## The input
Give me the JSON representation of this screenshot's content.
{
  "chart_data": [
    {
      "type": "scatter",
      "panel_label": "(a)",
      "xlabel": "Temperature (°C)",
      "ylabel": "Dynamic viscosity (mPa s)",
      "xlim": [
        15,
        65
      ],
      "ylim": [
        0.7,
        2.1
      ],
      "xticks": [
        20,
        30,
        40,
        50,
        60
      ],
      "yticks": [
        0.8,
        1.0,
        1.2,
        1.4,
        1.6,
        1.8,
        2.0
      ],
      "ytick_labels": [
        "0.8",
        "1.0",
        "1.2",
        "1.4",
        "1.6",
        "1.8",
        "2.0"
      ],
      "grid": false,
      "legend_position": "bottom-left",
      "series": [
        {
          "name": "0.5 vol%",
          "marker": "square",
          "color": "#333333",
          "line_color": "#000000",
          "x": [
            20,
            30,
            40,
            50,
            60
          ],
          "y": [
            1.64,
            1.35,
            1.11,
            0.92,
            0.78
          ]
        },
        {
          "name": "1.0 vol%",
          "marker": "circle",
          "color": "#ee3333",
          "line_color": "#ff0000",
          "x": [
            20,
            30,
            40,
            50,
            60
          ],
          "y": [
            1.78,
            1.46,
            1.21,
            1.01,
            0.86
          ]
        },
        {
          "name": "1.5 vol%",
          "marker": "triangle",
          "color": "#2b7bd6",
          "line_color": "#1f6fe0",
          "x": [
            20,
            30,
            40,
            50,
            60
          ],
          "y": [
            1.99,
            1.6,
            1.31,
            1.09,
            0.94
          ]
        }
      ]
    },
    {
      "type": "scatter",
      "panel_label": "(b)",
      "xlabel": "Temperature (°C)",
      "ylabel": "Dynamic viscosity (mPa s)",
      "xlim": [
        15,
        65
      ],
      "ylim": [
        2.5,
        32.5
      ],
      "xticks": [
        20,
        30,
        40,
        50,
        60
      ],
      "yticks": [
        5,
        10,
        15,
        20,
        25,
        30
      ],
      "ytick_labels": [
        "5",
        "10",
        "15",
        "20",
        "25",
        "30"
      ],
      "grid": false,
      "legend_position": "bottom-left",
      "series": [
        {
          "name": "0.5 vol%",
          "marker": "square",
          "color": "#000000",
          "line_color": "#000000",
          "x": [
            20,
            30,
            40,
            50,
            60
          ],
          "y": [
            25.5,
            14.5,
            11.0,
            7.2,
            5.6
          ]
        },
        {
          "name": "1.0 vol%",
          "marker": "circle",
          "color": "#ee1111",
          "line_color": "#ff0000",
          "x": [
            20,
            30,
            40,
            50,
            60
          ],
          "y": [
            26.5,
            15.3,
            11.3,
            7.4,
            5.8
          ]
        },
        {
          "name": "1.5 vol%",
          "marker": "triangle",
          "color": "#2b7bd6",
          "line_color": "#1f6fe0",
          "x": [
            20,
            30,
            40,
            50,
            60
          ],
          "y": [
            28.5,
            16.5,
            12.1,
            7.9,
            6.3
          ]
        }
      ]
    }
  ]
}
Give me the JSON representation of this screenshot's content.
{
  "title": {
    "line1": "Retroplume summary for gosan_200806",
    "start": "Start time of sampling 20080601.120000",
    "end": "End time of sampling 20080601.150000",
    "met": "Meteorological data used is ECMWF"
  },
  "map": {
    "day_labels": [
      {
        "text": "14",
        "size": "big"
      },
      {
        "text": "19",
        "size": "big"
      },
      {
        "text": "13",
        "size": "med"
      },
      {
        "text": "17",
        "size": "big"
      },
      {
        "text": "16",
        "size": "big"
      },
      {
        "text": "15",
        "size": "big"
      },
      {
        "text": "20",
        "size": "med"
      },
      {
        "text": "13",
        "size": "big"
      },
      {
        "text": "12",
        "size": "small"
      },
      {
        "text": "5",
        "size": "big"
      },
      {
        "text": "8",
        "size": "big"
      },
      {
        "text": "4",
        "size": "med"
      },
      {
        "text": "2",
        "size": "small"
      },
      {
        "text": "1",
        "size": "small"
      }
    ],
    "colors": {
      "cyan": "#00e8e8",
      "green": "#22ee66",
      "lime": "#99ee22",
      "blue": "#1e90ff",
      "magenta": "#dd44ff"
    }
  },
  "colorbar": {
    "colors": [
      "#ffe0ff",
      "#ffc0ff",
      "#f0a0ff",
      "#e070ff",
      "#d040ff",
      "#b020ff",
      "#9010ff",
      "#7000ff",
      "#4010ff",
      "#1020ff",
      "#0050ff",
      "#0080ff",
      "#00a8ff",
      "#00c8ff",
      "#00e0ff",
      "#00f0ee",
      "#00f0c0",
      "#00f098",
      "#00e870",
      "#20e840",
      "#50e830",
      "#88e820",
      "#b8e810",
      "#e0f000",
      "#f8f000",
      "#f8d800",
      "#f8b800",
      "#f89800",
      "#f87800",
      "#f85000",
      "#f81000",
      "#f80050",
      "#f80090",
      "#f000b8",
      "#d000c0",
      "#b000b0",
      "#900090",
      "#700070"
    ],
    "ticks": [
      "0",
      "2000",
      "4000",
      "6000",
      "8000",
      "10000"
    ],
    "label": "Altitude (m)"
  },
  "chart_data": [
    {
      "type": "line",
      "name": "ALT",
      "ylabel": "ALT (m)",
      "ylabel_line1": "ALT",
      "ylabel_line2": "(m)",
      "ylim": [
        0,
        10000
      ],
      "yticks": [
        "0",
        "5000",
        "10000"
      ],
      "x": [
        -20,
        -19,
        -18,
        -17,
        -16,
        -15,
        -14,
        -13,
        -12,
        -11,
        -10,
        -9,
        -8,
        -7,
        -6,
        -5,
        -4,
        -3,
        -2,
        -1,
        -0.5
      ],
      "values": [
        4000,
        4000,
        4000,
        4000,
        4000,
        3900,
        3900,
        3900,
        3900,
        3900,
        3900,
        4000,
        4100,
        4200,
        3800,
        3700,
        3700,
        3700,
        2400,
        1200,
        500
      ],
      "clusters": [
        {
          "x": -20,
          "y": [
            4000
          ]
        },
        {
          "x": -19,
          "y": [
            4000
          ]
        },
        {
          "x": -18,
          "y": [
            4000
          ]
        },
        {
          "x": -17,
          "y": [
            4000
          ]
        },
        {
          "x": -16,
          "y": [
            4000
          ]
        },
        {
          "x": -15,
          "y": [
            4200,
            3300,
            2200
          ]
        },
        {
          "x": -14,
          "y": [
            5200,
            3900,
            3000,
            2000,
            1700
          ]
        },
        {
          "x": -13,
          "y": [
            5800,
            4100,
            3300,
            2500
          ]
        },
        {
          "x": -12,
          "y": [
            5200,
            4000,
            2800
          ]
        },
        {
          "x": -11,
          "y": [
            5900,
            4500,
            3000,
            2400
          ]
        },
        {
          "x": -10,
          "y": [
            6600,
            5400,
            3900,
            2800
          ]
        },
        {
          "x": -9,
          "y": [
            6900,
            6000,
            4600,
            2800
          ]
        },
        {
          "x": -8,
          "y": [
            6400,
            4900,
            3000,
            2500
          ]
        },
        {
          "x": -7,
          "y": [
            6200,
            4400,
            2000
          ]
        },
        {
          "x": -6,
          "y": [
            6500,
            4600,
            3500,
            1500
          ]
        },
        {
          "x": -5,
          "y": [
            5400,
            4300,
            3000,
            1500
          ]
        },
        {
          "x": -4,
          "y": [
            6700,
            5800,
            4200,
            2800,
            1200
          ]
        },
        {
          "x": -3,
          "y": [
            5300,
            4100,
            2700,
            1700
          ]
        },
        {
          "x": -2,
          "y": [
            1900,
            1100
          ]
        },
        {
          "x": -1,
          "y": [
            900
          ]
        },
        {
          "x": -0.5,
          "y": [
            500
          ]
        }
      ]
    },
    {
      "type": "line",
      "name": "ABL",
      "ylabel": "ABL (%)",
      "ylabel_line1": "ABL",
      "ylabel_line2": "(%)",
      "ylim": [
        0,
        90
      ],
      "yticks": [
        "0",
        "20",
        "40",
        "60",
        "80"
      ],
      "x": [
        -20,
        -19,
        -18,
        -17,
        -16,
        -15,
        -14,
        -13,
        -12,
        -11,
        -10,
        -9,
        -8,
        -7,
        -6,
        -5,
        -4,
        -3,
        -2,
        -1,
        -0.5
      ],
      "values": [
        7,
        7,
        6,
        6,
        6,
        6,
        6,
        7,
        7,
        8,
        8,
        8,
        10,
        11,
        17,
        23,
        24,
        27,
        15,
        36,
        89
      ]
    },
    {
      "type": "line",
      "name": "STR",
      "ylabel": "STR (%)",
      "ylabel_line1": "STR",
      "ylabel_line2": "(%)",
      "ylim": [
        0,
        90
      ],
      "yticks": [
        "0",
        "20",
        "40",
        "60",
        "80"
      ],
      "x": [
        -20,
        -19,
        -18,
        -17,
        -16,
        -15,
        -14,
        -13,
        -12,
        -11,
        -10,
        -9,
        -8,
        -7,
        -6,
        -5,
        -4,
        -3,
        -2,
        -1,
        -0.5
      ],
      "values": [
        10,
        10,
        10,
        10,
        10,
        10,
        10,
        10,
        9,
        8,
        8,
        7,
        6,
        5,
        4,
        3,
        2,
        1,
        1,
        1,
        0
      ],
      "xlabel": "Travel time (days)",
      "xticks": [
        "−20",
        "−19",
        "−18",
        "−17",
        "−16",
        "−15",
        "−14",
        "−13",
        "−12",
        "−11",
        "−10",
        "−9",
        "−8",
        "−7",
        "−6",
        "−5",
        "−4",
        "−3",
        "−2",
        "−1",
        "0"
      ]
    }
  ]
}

## What the task requires
Pick out the lines that have the word "sampling". Copy them all.

## The output
    "start": "Start time of sampling 20080601.120000",
    "end": "End time of sampling 20080601.150000",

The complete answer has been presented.